To do
Write out the entire listing below exactly as it appears, minus any pictures.

━━━ Provided data ━━━

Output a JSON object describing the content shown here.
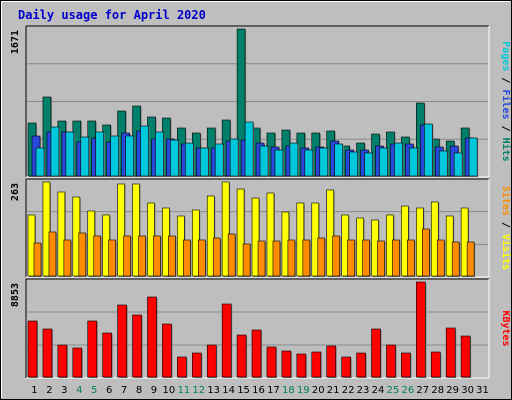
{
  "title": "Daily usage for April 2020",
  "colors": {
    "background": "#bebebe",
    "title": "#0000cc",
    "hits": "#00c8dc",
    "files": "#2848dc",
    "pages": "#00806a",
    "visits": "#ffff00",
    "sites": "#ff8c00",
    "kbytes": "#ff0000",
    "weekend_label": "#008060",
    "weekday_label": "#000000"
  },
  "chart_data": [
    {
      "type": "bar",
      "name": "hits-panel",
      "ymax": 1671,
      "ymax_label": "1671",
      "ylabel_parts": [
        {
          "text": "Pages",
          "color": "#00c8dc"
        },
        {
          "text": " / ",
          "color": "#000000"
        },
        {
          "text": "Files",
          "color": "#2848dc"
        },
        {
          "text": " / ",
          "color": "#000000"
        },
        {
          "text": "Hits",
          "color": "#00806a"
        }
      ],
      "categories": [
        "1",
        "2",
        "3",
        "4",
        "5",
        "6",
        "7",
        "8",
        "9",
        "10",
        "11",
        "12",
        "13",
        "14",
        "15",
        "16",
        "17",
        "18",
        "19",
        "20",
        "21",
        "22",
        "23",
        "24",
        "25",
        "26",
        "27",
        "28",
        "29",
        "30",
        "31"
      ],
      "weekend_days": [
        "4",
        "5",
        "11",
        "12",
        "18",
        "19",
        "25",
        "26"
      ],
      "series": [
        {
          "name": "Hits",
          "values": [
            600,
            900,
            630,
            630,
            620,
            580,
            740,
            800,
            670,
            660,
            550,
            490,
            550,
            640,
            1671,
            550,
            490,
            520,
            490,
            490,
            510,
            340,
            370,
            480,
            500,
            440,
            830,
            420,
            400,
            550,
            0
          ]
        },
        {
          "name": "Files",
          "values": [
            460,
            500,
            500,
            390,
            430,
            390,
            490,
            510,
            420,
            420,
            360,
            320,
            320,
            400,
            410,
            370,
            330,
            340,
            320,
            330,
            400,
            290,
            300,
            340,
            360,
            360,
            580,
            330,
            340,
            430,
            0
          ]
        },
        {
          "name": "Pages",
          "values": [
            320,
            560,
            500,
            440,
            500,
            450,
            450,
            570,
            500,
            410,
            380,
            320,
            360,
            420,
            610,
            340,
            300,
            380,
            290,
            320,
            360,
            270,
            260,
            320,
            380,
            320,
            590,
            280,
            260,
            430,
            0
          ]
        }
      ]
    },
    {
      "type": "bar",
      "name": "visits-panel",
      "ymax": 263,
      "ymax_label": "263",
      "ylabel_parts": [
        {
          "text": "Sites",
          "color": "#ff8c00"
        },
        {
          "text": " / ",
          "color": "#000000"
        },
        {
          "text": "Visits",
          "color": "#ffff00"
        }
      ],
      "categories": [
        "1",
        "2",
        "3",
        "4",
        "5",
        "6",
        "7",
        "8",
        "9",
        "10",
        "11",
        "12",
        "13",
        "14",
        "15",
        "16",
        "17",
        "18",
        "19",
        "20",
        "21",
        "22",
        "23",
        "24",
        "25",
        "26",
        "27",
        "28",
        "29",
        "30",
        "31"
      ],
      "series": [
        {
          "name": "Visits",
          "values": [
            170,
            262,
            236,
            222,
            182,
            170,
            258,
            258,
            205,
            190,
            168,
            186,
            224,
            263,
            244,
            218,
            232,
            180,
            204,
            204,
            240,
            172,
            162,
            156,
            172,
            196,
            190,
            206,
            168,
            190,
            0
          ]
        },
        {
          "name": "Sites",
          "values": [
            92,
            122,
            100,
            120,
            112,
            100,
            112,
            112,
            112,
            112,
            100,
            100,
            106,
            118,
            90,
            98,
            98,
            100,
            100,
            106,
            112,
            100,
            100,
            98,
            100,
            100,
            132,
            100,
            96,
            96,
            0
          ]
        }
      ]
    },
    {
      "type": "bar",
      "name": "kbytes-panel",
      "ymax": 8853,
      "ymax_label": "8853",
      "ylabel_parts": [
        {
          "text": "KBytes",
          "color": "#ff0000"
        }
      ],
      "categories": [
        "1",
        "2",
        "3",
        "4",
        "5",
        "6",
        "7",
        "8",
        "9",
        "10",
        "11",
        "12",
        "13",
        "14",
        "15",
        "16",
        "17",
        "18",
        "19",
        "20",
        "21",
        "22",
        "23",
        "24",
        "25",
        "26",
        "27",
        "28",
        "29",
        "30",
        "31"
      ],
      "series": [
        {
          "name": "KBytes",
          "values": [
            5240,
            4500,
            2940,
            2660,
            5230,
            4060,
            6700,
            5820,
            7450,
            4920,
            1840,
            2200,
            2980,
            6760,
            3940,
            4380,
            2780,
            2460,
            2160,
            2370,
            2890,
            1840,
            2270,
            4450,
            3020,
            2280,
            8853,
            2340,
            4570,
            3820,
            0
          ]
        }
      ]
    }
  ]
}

━━━

Task output
Output a JSON object describing the content shown here.
{
  "title": "Daily usage for April 2020",
  "colors": {
    "background": "#bebebe",
    "title": "#0000cc",
    "hits": "#00c8dc",
    "files": "#2848dc",
    "pages": "#00806a",
    "visits": "#ffff00",
    "sites": "#ff8c00",
    "kbytes": "#ff0000",
    "weekend_label": "#008060",
    "weekday_label": "#000000"
  },
  "chart_data": [
    {
      "type": "bar",
      "name": "hits-panel",
      "ymax": 1671,
      "ymax_label": "1671",
      "ylabel_parts": [
        {
          "text": "Pages",
          "color": "#00c8dc"
        },
        {
          "text": " / ",
          "color": "#000000"
        },
        {
          "text": "Files",
          "color": "#2848dc"
        },
        {
          "text": " / ",
          "color": "#000000"
        },
        {
          "text": "Hits",
          "color": "#00806a"
        }
      ],
      "categories": [
        "1",
        "2",
        "3",
        "4",
        "5",
        "6",
        "7",
        "8",
        "9",
        "10",
        "11",
        "12",
        "13",
        "14",
        "15",
        "16",
        "17",
        "18",
        "19",
        "20",
        "21",
        "22",
        "23",
        "24",
        "25",
        "26",
        "27",
        "28",
        "29",
        "30",
        "31"
      ],
      "weekend_days": [
        "4",
        "5",
        "11",
        "12",
        "18",
        "19",
        "25",
        "26"
      ],
      "series": [
        {
          "name": "Hits",
          "values": [
            600,
            900,
            630,
            630,
            620,
            580,
            740,
            800,
            670,
            660,
            550,
            490,
            550,
            640,
            1671,
            550,
            490,
            520,
            490,
            490,
            510,
            340,
            370,
            480,
            500,
            440,
            830,
            420,
            400,
            550,
            0
          ]
        },
        {
          "name": "Files",
          "values": [
            460,
            500,
            500,
            390,
            430,
            390,
            490,
            510,
            420,
            420,
            360,
            320,
            320,
            400,
            410,
            370,
            330,
            340,
            320,
            330,
            400,
            290,
            300,
            340,
            360,
            360,
            580,
            330,
            340,
            430,
            0
          ]
        },
        {
          "name": "Pages",
          "values": [
            320,
            560,
            500,
            440,
            500,
            450,
            450,
            570,
            500,
            410,
            380,
            320,
            360,
            420,
            610,
            340,
            300,
            380,
            290,
            320,
            360,
            270,
            260,
            320,
            380,
            320,
            590,
            280,
            260,
            430,
            0
          ]
        }
      ]
    },
    {
      "type": "bar",
      "name": "visits-panel",
      "ymax": 263,
      "ymax_label": "263",
      "ylabel_parts": [
        {
          "text": "Sites",
          "color": "#ff8c00"
        },
        {
          "text": " / ",
          "color": "#000000"
        },
        {
          "text": "Visits",
          "color": "#ffff00"
        }
      ],
      "categories": [
        "1",
        "2",
        "3",
        "4",
        "5",
        "6",
        "7",
        "8",
        "9",
        "10",
        "11",
        "12",
        "13",
        "14",
        "15",
        "16",
        "17",
        "18",
        "19",
        "20",
        "21",
        "22",
        "23",
        "24",
        "25",
        "26",
        "27",
        "28",
        "29",
        "30",
        "31"
      ],
      "series": [
        {
          "name": "Visits",
          "values": [
            170,
            262,
            236,
            222,
            182,
            170,
            258,
            258,
            205,
            190,
            168,
            186,
            224,
            263,
            244,
            218,
            232,
            180,
            204,
            204,
            240,
            172,
            162,
            156,
            172,
            196,
            190,
            206,
            168,
            190,
            0
          ]
        },
        {
          "name": "Sites",
          "values": [
            92,
            122,
            100,
            120,
            112,
            100,
            112,
            112,
            112,
            112,
            100,
            100,
            106,
            118,
            90,
            98,
            98,
            100,
            100,
            106,
            112,
            100,
            100,
            98,
            100,
            100,
            132,
            100,
            96,
            96,
            0
          ]
        }
      ]
    },
    {
      "type": "bar",
      "name": "kbytes-panel",
      "ymax": 8853,
      "ymax_label": "8853",
      "ylabel_parts": [
        {
          "text": "KBytes",
          "color": "#ff0000"
        }
      ],
      "categories": [
        "1",
        "2",
        "3",
        "4",
        "5",
        "6",
        "7",
        "8",
        "9",
        "10",
        "11",
        "12",
        "13",
        "14",
        "15",
        "16",
        "17",
        "18",
        "19",
        "20",
        "21",
        "22",
        "23",
        "24",
        "25",
        "26",
        "27",
        "28",
        "29",
        "30",
        "31"
      ],
      "series": [
        {
          "name": "KBytes",
          "values": [
            5240,
            4500,
            2940,
            2660,
            5230,
            4060,
            6700,
            5820,
            7450,
            4920,
            1840,
            2200,
            2980,
            6760,
            3940,
            4380,
            2780,
            2460,
            2160,
            2370,
            2890,
            1840,
            2270,
            4450,
            3020,
            2280,
            8853,
            2340,
            4570,
            3820,
            0
          ]
        }
      ]
    }
  ]
}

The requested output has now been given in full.